245 Park Avenue, 44th Floor

New York, NY 10167

 

 

 

Commencing on May 27, 2021, Ares Capital Corporation made the following communications to certain of its stockholders.

 

May 27, 2021

 

Re: Supplemental Information Related to Proposal 1 (Election of Directors)

 

Glass Lewis & Co. (“Glass Lewis”) has issued a voting recommendation that is inconsistent with the recommendation of our Board of Directors on the election of Robert L. Rosen as one of our Class II directors. Mr. Rosen has been an important and active member of the Board of Directors of Ares Capital Corporation (“ARCC” or the “Company”) since 2004 and we believe Glass Lewis’s recommendation does not reflect Mr. Rosen’s deep level of commitment to the Company and Board matters.

 

We urge you, for the reasons set forth below, to support the recommendation of our Board of Directors.

 

We are aware that Glass Lewis has adopted a policy of recommending "Against" votes for certain directors of public companies on the basis that a company's board of directors should have an independent composition of at least two-thirds. However, as described in further detail below, the composition of our Board of Directors complies with the requirements of the NASDAQ Global Select Market ("NASDAQ") and the Securities and Exchange Commission ("SEC") and, accordingly, is appropriate. In addition, the Nominating and Governance Committee of our Board of Directors and our Board of Directors have determined that the current composition of our Board of Directors and the election of Mr. Rosen is in the best interests of the Company and our stockholders.

• _RAW RECORDS_
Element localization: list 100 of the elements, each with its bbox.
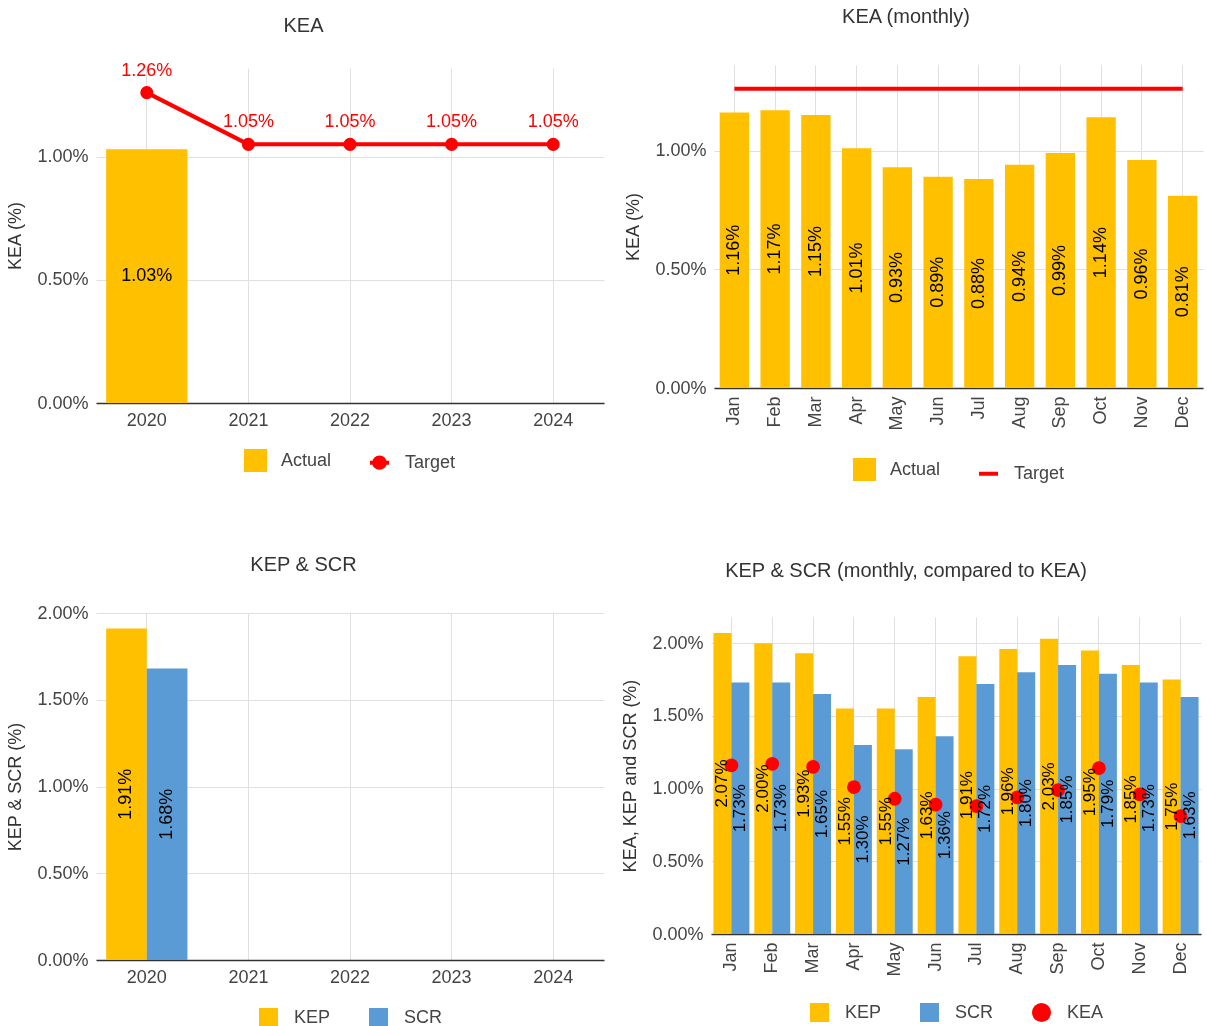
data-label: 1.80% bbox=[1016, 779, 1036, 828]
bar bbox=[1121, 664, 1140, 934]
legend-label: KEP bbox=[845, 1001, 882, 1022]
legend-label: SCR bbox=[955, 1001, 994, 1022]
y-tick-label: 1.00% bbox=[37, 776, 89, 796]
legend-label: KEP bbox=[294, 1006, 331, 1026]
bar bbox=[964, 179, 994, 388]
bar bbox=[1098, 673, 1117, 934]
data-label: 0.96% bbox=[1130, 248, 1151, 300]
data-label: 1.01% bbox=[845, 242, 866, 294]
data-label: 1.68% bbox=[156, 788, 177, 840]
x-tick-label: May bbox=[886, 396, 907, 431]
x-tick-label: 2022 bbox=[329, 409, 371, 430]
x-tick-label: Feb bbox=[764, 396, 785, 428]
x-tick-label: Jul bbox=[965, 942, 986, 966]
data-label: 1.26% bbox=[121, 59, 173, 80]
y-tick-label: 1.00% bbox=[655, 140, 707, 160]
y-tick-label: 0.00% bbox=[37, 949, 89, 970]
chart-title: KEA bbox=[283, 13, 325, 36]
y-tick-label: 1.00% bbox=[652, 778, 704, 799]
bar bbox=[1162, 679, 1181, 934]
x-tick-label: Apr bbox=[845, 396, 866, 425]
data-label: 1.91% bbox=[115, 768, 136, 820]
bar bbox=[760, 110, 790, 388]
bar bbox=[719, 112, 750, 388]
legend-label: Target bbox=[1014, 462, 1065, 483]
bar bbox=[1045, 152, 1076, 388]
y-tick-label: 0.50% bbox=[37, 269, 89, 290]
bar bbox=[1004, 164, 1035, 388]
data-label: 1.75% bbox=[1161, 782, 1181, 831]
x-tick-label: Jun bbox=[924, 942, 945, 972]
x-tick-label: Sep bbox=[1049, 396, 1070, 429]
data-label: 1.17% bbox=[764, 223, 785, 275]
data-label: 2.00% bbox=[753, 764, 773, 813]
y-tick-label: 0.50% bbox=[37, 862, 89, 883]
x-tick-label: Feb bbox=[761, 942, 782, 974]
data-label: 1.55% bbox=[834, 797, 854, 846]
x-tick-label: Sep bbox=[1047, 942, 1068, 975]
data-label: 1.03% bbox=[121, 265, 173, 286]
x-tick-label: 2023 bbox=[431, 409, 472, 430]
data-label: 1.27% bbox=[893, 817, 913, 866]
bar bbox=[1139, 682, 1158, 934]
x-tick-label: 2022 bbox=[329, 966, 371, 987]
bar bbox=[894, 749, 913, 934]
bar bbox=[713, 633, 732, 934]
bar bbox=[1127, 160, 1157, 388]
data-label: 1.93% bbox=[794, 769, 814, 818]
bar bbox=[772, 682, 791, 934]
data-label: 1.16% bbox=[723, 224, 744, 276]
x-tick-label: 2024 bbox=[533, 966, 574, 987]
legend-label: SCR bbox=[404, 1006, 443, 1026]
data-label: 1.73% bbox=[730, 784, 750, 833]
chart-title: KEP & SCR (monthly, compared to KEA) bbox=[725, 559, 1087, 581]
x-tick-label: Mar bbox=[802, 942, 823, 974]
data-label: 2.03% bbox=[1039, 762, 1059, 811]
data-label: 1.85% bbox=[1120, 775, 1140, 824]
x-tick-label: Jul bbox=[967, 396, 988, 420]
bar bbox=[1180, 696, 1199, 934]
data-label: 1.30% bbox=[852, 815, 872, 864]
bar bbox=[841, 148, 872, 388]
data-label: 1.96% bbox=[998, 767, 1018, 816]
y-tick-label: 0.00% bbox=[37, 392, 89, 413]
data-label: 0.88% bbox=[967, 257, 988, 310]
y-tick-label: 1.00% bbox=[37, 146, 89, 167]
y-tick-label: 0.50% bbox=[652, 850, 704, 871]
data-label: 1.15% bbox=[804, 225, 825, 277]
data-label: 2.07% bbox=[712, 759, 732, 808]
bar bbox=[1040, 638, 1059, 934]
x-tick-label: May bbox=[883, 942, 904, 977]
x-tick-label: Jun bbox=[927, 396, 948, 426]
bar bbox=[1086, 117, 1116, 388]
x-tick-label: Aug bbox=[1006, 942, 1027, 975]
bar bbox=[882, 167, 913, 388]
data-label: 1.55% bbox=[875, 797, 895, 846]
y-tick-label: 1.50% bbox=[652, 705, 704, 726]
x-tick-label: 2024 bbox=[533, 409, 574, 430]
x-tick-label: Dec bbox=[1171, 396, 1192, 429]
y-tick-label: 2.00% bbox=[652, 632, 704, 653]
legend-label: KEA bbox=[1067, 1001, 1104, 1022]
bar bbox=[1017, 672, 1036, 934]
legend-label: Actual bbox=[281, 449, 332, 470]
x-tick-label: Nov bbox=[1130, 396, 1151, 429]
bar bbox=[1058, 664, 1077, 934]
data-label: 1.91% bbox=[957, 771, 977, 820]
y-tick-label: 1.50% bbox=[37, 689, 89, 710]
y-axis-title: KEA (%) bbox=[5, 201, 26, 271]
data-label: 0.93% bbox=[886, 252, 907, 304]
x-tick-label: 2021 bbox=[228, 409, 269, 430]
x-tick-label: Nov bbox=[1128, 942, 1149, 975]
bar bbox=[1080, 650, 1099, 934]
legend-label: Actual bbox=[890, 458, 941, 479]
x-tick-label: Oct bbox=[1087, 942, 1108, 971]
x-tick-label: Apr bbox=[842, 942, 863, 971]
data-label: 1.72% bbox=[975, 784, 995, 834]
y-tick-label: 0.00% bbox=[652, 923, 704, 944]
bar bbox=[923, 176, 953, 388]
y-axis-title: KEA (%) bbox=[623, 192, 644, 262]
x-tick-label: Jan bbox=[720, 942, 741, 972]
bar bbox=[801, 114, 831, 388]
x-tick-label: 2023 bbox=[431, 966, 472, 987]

• _EXERCISE TASKS_
a. Answer these about the Ares Capital stockholder letter:
(i) On what date did the company begin making these communications to stockholders?
(ii) Since what year has Robert L. Rosen served on the company's Board of Directors?
(iii) What minimum share of independent directors does Glass Lewis's policy call for?
b. Write out the part of the Ares Capital stockholder letter starting with "We are aware" and going on through "and our stockholders.".

• _TASK-BY-TASK SOLUTIONS_
a.
(i) May 27, 2021
(ii) 2004
(iii) At least two-thirds

b.
We are aware that Glass Lewis has adopted a policy of recommending "Against" votes for certain directors of public companies on the basis that a company's board of directors should have an independent composition of at least two-thirds. However, as described in further detail below, the composition of our Board of Directors complies with the requirements of the NASDAQ Global Select Market ("NASDAQ") and the Securities and Exchange Commission ("SEC") and, accordingly, is appropriate. In addition, the Nominating and Governance Committee of our Board of Directors and our Board of Directors have determined that the current composition of our Board of Directors and the election of Mr. Rosen is in the best interests of the Company and our stockholders.